═════ Recorded data

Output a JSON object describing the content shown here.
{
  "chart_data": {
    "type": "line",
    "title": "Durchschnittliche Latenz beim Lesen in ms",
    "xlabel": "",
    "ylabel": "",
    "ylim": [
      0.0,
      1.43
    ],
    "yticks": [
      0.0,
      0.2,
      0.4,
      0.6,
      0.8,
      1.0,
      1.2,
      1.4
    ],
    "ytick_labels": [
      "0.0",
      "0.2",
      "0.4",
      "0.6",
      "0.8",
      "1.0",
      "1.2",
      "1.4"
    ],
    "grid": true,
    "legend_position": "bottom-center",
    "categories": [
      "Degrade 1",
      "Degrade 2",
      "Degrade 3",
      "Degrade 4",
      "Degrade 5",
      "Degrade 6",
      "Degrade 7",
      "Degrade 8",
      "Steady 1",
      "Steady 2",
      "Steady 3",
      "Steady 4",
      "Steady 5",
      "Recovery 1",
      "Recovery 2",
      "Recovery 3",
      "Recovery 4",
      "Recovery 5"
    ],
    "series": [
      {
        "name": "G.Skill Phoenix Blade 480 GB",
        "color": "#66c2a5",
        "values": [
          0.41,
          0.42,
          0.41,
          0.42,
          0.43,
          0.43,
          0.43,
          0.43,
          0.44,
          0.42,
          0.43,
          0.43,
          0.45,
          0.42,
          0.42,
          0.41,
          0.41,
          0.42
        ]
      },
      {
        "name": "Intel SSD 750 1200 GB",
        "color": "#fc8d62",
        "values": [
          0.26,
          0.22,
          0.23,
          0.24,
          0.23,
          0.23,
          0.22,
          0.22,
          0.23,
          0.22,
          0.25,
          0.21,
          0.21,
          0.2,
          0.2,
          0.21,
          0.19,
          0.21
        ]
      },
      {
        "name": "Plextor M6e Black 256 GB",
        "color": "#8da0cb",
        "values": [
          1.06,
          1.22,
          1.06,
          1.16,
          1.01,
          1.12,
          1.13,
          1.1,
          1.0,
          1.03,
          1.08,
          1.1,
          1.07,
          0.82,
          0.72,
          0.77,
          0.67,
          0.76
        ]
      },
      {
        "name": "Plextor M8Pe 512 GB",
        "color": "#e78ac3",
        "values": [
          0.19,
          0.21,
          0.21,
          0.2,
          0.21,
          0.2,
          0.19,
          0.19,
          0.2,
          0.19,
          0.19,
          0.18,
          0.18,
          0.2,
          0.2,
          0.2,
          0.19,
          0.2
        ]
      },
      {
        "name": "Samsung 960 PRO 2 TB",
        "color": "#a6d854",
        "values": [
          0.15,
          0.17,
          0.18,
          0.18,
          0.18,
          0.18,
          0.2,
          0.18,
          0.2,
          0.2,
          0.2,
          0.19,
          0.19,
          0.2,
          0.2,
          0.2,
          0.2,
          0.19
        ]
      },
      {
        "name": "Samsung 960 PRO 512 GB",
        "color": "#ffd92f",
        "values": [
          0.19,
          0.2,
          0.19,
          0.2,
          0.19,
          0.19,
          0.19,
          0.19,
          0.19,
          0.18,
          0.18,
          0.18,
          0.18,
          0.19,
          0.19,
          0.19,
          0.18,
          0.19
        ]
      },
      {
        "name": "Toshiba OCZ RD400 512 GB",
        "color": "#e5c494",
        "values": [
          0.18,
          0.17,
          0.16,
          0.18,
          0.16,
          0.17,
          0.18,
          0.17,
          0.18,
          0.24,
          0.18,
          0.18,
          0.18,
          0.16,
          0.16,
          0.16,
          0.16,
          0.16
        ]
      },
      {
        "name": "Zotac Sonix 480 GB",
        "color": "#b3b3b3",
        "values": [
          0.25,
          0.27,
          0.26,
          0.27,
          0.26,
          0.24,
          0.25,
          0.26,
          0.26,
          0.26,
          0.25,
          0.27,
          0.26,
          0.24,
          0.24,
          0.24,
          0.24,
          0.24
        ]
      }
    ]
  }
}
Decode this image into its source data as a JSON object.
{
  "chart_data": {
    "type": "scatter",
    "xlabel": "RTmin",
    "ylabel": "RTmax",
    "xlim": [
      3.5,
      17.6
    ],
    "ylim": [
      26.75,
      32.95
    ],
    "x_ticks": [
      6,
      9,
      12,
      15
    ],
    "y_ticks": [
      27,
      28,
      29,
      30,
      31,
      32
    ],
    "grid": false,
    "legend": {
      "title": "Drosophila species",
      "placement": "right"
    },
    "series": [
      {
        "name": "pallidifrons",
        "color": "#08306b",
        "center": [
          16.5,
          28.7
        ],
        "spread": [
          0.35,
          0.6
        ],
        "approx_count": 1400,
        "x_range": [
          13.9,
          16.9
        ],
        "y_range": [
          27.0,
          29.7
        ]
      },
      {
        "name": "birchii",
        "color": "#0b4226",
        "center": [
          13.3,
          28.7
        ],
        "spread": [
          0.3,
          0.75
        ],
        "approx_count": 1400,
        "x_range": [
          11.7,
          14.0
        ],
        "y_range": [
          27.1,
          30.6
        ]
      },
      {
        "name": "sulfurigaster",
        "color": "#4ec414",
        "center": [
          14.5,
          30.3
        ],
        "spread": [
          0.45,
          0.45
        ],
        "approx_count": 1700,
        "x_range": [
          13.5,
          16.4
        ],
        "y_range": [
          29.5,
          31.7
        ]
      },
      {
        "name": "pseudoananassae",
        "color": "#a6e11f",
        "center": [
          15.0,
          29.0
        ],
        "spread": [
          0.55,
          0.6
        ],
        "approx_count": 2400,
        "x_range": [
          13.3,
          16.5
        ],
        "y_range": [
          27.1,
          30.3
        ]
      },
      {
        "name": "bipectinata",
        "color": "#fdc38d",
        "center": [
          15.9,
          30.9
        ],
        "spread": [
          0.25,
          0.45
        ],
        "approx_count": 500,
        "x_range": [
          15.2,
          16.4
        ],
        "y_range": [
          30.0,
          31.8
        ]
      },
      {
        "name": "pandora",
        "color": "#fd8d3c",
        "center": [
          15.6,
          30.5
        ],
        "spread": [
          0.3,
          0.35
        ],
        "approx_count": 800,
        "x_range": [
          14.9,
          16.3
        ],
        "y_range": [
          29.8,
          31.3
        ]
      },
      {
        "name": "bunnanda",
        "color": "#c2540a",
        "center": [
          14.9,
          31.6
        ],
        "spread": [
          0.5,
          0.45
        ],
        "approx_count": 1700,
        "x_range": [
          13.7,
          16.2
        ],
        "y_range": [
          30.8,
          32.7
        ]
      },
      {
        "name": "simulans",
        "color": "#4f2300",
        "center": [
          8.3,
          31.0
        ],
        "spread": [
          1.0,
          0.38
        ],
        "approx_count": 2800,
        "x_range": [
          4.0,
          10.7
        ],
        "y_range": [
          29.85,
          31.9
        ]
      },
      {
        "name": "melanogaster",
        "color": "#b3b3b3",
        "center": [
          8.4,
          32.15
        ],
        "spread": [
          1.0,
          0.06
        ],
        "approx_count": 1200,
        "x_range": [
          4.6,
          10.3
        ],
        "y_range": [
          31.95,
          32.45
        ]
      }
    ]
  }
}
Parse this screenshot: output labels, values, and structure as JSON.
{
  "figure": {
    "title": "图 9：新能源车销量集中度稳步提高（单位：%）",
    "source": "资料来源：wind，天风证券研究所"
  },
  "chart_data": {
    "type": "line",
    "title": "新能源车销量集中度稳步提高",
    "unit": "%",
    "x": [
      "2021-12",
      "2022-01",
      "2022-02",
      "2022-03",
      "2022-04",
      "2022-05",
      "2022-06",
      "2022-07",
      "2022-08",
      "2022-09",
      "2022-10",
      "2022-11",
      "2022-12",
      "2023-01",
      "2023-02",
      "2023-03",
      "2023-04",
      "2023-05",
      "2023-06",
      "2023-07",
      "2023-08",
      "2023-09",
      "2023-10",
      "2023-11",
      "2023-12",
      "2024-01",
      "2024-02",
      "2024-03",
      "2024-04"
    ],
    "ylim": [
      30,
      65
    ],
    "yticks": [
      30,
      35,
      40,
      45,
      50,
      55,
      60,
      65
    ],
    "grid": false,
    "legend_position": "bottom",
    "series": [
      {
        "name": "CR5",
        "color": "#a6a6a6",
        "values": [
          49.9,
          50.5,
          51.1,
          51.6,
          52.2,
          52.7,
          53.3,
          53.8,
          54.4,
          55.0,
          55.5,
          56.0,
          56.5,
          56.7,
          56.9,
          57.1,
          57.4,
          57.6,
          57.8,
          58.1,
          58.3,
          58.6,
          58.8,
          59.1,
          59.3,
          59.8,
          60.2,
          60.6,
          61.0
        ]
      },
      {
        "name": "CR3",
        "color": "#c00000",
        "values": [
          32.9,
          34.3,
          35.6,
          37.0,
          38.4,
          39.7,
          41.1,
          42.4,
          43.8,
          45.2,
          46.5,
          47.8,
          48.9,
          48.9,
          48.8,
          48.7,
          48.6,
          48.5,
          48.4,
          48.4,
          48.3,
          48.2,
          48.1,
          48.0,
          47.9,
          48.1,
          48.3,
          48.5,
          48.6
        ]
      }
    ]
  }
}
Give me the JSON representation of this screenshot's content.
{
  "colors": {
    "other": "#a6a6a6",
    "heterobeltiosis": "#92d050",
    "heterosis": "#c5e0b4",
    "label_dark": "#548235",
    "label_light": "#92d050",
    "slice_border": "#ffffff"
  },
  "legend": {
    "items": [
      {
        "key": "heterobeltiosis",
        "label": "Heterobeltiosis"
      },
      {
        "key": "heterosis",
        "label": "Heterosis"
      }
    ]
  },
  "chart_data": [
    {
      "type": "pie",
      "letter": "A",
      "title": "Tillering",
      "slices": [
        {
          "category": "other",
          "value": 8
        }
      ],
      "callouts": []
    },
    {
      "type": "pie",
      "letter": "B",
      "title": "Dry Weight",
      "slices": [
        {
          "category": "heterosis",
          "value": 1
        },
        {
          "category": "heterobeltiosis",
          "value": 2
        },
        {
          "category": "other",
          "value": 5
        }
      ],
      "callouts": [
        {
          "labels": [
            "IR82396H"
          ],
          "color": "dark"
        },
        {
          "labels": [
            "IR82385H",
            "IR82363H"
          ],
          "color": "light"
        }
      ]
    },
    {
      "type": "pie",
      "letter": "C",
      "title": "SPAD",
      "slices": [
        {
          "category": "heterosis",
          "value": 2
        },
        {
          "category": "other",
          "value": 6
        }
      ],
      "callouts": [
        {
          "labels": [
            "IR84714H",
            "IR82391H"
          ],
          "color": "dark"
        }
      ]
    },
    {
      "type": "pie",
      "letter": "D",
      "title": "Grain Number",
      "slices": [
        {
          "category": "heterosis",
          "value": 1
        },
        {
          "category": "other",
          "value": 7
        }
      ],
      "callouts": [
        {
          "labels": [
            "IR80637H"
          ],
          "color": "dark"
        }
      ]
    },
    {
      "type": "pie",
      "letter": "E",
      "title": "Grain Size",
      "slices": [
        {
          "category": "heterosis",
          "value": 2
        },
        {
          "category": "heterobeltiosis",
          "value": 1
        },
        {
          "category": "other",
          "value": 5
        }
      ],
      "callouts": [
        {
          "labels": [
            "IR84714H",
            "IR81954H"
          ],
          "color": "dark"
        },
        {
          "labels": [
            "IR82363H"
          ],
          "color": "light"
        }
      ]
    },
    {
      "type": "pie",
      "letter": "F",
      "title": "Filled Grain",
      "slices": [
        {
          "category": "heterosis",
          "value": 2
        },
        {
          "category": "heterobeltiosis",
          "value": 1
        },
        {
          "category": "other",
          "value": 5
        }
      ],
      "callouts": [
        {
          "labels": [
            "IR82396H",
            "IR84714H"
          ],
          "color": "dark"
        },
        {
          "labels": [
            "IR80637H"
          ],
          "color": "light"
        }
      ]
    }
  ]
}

══════════

# Objective
Which lines above hold the word "letter"? Copy each of them.

# Right answer
      "letter": "A",
      "letter": "B",
      "letter": "C",
      "letter": "D",
      "letter": "E",
      "letter": "F",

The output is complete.